Some records
++++++++++

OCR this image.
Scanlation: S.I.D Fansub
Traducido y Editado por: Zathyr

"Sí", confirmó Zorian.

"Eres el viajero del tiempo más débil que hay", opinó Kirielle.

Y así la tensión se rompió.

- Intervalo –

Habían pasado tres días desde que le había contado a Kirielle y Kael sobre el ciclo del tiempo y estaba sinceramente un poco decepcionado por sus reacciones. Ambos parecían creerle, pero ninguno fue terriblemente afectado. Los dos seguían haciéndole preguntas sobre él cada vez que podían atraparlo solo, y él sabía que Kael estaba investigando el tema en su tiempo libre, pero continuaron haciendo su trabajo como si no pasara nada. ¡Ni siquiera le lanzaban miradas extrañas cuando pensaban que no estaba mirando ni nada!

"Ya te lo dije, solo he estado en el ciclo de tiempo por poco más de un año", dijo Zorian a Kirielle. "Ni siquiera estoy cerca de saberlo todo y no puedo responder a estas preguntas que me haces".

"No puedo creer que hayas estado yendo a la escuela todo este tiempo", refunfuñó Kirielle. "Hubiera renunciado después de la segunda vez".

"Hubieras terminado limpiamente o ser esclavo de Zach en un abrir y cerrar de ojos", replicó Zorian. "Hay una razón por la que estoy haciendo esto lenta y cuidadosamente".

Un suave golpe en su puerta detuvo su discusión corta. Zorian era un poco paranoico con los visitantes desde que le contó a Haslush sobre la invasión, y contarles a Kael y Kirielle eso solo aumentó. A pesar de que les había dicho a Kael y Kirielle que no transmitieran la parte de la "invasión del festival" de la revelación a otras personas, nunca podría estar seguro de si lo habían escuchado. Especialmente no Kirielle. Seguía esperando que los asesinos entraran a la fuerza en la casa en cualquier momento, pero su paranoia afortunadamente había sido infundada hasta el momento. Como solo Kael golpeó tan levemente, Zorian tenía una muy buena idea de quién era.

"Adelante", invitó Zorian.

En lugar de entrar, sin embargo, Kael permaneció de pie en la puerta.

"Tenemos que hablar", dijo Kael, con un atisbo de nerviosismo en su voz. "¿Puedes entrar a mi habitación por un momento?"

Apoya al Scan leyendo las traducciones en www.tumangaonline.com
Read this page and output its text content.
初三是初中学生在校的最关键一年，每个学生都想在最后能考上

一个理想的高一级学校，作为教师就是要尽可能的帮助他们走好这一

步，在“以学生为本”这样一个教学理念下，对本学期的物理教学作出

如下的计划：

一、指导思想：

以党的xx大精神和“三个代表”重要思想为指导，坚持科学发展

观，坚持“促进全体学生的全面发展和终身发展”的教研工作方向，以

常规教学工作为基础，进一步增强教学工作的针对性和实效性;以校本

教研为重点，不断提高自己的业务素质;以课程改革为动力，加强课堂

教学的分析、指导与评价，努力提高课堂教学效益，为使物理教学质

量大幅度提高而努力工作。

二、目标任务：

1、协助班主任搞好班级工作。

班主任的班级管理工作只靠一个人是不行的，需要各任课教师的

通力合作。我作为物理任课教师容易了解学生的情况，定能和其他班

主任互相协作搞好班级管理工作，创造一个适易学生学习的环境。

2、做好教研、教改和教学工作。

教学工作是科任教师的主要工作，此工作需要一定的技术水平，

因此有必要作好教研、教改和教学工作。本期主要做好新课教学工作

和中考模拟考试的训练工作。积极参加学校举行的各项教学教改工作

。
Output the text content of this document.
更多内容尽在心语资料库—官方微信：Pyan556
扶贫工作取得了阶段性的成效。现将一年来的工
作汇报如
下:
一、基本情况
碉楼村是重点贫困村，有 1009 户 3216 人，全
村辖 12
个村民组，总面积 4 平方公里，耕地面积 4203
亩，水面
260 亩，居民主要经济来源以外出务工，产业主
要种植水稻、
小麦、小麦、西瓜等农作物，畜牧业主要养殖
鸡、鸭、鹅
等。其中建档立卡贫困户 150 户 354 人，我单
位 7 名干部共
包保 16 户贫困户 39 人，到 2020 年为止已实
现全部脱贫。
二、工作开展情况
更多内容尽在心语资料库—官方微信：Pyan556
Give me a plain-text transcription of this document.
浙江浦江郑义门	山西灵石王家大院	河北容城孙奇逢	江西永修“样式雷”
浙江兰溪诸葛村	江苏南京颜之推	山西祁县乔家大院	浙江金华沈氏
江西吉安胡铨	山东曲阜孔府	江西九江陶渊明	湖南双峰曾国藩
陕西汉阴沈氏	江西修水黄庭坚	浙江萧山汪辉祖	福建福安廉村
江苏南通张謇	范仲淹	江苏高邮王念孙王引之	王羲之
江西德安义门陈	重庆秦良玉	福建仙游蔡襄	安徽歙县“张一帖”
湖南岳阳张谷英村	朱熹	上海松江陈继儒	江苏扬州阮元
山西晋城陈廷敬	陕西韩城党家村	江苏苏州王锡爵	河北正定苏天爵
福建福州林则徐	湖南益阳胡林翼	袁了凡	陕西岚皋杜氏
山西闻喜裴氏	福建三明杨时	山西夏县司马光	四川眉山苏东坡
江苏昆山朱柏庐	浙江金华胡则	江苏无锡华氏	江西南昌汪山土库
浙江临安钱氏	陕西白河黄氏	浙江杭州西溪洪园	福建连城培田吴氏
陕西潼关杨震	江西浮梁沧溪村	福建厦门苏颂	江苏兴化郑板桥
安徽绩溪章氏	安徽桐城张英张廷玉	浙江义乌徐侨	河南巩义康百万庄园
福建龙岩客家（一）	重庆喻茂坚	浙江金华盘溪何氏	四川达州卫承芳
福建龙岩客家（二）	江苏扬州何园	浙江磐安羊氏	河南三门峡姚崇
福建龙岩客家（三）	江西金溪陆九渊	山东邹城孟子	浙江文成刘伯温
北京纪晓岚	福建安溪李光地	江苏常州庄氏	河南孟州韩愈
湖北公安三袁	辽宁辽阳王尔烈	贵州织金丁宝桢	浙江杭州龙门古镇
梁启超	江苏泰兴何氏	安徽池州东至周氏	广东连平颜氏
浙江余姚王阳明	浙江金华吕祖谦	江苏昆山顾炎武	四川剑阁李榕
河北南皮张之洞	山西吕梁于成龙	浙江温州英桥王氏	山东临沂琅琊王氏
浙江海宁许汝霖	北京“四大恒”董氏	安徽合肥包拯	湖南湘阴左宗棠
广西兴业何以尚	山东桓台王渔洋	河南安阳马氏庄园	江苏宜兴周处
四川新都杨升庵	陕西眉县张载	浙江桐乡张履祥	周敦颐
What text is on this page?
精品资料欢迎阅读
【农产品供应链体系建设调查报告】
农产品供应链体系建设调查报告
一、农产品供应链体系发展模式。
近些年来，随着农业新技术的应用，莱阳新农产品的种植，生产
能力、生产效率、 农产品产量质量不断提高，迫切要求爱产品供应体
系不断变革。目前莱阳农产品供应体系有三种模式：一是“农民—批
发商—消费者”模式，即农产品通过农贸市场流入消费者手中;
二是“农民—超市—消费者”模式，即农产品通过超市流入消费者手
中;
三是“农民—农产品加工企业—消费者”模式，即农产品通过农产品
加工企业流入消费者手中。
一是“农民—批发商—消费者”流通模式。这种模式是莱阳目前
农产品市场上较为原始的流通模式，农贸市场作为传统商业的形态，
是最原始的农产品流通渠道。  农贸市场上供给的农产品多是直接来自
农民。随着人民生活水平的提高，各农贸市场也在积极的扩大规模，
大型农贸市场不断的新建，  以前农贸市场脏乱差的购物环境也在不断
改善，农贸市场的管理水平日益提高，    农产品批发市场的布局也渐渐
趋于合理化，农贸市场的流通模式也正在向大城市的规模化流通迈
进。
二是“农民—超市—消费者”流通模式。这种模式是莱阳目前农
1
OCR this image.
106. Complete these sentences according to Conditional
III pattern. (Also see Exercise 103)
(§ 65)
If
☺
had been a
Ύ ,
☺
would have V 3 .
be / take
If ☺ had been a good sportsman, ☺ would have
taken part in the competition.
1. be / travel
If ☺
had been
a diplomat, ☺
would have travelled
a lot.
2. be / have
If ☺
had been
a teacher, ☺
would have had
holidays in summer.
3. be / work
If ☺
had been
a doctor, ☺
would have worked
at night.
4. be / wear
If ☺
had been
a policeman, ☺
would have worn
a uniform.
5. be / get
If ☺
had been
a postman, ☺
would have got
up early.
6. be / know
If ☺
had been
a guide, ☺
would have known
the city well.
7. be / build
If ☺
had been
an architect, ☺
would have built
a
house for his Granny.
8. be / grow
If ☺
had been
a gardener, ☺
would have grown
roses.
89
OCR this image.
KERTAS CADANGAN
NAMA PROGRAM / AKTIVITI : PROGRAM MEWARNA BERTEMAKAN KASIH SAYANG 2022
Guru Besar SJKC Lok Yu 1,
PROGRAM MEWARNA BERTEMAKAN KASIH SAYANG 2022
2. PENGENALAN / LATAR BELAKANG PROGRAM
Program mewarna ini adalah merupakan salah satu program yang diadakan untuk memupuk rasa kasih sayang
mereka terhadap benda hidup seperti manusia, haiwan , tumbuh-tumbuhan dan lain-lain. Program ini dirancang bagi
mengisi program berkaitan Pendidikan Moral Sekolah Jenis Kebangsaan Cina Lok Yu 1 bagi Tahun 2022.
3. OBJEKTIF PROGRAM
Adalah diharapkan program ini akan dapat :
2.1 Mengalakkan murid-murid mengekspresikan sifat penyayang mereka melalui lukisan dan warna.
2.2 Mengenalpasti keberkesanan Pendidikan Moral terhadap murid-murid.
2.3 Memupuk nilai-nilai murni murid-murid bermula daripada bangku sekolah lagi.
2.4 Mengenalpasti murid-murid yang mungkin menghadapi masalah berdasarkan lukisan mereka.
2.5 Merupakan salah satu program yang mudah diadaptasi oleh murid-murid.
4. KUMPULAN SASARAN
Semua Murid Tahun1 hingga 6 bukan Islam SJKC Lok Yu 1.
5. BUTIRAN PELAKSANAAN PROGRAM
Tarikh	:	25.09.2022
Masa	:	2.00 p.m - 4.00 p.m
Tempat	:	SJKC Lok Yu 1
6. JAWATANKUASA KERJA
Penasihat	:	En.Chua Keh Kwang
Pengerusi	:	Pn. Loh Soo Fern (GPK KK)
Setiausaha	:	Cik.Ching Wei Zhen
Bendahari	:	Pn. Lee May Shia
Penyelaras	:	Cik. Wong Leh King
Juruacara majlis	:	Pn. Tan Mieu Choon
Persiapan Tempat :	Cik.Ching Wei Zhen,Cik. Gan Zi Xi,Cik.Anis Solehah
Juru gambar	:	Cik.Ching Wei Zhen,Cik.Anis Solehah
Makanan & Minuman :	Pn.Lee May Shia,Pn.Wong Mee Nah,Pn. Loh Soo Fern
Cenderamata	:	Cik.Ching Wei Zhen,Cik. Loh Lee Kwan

++++++++++

TASK DIRECTIONS »
Provide solely the number of lines in the data that include the word "momento".

WRITTEN RESPONSE »
2